### [Exercise prompt]
Find the lines holding "this" and copy them.

— Begin Task material —

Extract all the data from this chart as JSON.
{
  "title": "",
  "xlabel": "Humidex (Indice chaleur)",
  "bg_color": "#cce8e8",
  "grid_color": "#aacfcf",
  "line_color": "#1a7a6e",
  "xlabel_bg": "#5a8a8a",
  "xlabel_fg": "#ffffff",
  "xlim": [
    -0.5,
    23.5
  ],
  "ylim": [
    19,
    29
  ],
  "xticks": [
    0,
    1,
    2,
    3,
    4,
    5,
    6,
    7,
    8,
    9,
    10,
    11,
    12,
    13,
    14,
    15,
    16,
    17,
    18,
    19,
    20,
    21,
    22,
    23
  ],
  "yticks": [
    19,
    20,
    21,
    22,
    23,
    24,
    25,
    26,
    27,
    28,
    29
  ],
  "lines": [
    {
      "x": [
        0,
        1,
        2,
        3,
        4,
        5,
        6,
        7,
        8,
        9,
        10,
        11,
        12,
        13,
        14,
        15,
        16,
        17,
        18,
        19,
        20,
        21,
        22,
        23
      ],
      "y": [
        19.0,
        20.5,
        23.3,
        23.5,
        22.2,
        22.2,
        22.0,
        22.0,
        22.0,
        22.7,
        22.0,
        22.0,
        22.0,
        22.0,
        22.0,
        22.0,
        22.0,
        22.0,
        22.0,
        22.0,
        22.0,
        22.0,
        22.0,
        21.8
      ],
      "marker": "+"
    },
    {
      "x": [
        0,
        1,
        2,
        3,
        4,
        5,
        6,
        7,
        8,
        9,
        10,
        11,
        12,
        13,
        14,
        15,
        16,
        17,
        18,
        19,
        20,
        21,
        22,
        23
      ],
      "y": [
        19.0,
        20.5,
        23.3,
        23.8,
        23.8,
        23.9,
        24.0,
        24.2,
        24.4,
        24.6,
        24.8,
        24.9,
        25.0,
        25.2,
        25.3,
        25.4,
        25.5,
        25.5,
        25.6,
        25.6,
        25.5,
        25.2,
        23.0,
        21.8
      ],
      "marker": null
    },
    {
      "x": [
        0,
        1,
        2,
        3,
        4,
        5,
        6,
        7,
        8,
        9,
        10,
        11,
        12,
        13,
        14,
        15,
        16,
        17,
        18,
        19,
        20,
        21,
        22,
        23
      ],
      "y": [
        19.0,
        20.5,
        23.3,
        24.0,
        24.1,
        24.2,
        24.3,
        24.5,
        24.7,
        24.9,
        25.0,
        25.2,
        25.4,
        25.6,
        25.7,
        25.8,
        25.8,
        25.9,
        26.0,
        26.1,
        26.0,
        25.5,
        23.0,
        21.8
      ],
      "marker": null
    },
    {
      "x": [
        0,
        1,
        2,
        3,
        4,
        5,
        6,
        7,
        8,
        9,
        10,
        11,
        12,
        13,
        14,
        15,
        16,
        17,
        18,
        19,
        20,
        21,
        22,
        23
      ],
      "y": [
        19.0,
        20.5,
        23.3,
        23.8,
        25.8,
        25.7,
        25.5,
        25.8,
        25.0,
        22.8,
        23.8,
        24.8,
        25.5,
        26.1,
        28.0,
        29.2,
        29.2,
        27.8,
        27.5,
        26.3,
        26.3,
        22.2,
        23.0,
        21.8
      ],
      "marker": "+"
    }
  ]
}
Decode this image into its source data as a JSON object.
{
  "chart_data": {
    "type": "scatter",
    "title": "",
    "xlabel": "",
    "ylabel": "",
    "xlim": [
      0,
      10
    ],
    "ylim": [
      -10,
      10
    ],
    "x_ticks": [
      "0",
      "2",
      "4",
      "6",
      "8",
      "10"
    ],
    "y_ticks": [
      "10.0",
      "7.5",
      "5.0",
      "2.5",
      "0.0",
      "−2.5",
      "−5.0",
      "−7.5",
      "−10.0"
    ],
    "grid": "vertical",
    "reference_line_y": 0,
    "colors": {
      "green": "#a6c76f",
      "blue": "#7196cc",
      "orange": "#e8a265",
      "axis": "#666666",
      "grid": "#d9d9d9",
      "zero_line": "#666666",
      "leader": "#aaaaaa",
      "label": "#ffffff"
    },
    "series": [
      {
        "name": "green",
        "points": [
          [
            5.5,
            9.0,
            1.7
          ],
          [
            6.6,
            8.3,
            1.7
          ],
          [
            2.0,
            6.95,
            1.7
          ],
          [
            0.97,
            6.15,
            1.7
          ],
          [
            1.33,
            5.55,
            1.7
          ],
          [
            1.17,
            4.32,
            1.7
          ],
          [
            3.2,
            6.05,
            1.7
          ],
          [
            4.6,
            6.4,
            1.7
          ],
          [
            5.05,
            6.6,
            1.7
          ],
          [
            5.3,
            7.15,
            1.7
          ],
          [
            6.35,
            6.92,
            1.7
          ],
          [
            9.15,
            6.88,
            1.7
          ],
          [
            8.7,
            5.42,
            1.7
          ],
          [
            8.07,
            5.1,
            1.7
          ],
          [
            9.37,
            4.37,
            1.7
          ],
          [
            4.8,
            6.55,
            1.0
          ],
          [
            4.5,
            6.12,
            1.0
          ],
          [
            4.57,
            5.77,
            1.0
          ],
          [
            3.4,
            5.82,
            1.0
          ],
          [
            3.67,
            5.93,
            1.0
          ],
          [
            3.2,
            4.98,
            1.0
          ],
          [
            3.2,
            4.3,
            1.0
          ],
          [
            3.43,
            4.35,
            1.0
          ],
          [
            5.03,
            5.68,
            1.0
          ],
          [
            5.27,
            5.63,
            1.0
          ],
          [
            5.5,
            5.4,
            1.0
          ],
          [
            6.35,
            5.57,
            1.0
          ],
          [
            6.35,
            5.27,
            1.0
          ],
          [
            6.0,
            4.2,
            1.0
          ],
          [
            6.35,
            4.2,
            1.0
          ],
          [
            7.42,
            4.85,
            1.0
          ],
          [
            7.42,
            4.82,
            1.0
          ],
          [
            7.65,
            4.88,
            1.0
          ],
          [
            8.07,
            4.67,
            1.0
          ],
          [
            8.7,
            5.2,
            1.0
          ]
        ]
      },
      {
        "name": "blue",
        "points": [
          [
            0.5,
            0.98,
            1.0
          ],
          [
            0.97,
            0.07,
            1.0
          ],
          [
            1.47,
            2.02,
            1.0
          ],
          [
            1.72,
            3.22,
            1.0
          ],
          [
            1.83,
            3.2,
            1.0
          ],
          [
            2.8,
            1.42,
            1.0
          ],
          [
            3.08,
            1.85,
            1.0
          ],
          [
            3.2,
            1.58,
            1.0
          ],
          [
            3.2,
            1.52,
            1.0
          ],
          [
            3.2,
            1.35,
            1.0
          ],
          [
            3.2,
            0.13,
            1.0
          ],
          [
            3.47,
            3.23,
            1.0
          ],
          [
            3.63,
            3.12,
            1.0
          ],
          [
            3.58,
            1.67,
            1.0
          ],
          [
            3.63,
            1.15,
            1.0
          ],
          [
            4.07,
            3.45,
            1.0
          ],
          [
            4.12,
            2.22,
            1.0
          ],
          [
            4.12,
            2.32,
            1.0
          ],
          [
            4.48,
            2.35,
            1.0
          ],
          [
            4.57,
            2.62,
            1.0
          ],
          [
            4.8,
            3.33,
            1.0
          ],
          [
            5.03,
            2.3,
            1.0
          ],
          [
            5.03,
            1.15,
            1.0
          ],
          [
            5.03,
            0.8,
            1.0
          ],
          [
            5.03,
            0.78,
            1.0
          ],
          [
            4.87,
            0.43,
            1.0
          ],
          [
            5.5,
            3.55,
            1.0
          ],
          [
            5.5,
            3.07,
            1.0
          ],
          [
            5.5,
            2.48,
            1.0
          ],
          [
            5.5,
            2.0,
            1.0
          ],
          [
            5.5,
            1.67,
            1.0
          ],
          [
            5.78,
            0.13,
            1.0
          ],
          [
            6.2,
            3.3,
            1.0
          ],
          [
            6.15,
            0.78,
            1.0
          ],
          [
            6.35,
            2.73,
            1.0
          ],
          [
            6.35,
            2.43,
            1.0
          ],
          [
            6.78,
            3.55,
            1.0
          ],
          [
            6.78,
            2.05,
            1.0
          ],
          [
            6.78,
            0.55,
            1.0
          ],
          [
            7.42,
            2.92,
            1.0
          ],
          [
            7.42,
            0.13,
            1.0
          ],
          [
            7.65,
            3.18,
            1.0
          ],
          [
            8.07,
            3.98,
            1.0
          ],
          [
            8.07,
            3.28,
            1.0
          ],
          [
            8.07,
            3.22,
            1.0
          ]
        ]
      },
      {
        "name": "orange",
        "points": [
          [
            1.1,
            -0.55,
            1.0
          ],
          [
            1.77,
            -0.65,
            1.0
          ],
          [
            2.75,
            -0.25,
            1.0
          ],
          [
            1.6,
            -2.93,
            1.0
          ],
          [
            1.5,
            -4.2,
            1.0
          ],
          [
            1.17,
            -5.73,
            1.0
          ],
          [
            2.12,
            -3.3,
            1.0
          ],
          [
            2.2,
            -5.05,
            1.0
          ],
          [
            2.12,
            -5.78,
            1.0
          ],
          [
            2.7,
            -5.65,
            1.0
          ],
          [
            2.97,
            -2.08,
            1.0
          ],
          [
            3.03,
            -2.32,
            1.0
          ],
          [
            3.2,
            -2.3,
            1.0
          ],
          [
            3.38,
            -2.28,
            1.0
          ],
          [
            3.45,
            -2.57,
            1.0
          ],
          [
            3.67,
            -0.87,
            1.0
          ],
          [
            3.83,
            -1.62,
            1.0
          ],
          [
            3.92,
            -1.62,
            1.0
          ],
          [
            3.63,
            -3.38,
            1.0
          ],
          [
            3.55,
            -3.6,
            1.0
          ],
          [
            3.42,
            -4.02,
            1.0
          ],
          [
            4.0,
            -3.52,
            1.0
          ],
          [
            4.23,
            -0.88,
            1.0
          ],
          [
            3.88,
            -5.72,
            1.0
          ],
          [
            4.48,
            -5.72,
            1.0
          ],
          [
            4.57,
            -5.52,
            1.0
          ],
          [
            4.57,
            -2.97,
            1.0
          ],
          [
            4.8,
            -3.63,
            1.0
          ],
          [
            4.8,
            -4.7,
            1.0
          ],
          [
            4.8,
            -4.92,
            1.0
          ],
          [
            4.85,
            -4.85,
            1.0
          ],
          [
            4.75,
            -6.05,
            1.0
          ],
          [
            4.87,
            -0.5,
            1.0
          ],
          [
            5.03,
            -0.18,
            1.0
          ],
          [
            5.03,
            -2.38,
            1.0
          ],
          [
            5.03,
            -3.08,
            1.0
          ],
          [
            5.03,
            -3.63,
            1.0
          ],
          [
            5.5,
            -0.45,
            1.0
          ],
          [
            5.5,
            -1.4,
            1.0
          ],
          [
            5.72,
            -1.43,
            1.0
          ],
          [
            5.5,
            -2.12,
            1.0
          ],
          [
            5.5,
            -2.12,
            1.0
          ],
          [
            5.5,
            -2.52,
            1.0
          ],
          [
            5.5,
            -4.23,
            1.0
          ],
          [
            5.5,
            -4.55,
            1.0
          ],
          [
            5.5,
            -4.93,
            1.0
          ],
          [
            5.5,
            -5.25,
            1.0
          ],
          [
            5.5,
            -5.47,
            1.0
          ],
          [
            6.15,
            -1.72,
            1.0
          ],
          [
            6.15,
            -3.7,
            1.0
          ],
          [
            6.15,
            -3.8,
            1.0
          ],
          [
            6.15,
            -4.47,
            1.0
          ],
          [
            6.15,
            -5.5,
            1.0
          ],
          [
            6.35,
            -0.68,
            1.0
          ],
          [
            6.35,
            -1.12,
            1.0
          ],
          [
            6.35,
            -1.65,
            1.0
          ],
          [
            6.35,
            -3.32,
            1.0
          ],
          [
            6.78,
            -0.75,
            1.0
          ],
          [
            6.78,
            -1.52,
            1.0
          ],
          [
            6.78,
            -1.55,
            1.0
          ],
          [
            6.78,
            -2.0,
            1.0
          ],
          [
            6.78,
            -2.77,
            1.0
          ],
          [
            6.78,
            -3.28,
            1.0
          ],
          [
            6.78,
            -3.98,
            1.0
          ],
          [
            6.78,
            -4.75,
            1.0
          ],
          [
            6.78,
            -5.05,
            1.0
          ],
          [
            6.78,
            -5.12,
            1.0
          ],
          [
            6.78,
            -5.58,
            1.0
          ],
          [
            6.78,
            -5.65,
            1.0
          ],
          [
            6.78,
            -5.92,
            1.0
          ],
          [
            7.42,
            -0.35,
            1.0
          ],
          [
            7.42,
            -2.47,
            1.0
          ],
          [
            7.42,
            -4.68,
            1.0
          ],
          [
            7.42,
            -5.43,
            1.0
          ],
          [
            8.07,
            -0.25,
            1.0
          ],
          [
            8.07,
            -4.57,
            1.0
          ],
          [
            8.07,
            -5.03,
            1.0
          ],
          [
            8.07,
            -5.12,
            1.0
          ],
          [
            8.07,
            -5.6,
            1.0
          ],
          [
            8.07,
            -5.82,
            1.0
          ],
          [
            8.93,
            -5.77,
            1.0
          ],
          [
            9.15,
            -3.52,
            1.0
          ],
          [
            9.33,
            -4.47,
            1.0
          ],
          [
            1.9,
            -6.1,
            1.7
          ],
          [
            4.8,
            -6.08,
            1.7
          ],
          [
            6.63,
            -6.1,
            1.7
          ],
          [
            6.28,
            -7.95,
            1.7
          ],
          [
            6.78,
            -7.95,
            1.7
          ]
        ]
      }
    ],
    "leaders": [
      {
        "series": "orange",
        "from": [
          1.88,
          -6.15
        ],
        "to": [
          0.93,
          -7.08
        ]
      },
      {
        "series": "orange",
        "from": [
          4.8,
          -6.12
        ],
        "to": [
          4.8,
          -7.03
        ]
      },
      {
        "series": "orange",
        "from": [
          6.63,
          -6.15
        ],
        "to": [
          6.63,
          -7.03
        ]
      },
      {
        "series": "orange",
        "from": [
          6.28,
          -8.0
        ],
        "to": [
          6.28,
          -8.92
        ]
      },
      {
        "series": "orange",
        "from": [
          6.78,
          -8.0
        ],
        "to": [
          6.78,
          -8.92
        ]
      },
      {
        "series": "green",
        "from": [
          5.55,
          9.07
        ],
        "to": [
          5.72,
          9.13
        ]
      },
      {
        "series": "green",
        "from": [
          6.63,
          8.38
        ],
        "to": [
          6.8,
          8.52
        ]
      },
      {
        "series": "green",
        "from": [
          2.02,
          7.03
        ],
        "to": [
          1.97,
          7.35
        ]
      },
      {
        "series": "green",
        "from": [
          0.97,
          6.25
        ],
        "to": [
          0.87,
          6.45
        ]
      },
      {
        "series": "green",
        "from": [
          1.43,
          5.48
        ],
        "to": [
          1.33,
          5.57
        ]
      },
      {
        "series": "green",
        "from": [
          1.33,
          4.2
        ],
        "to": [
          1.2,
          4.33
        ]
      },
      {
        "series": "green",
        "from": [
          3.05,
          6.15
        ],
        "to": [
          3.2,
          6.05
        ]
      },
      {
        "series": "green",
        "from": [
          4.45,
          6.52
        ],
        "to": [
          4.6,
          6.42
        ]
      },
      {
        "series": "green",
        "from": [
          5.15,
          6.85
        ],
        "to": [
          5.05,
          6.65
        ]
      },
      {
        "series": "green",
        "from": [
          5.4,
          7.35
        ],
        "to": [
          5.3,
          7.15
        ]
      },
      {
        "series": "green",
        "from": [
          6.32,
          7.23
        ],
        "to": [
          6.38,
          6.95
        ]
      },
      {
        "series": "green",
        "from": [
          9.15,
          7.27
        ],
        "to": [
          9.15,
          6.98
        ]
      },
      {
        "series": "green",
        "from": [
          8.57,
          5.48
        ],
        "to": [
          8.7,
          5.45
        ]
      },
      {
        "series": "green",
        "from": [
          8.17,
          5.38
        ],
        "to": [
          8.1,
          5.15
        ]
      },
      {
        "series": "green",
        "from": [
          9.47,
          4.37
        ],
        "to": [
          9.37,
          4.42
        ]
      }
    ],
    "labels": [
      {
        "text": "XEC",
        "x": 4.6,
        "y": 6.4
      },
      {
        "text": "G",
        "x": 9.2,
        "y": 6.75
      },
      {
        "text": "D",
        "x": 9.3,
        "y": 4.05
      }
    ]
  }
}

— End Task material —

### [Solution to the exercise]
Extract all the data from this chart as JSON.
Decode this image into its source data as a JSON object.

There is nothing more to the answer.